GOAL OF THE EXERCISE
Everything from the line containing "Read all visible" through the last line of the records below should be printed exactly, please, and nothing else.

ROWS
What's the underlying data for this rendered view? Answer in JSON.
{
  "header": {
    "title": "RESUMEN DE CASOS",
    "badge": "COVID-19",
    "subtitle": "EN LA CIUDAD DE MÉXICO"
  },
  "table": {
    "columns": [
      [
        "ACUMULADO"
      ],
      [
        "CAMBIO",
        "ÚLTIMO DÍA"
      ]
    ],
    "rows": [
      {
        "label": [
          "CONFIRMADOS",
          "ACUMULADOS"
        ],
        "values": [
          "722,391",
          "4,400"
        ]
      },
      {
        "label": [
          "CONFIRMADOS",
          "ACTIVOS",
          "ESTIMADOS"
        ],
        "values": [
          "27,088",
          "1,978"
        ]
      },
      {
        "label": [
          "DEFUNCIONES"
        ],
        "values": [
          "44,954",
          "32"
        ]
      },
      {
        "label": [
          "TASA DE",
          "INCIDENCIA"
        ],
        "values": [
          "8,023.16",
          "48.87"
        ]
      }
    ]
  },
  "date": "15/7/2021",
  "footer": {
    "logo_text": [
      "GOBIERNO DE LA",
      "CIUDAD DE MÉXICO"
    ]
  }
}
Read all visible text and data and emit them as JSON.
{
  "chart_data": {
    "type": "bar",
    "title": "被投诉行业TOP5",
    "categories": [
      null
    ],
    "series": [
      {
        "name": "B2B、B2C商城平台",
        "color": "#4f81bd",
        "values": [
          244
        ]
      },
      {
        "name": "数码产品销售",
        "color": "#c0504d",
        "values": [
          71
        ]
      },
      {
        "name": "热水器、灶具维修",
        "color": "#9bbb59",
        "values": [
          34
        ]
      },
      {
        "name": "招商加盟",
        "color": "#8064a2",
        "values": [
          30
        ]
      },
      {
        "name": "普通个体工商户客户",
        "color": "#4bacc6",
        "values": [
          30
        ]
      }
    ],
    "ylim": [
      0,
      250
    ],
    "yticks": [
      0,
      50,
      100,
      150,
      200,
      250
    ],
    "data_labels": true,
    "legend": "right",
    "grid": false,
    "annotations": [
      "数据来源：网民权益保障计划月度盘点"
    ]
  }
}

SOLUTION
Read all visible text and data and emit them as JSON.
{
  "chart_data": {
    "type": "bar",
    "title": "被投诉行业TOP5",
    "categories": [
      null
    ],
    "series": [
      {
        "name": "B2B、B2C商城平台",
        "color": "#4f81bd",
        "values": [
          244
        ]
      },
      {
        "name": "数码产品销售",
        "color": "#c0504d",
        "values": [
          71
        ]
      },
      {
        "name": "热水器、灶具维修",
        "color": "#9bbb59",
        "values": [
          34
        ]
      },
      {
        "name": "招商加盟",
        "color": "#8064a2",
        "values": [
          30
        ]
      },
      {
        "name": "普通个体工商户客户",
        "color": "#4bacc6",
        "values": [
          30
        ]
      }
    ],
    "ylim": [
      0,
      250
    ],
    "yticks": [
      0,
      50,
      100,
      150,
      200,
      250
    ],
    "data_labels": true,
    "legend": "right",
    "grid": false,
    "annotations": [
      "数据来源：网民权益保障计划月度盘点"
    ]
  }
}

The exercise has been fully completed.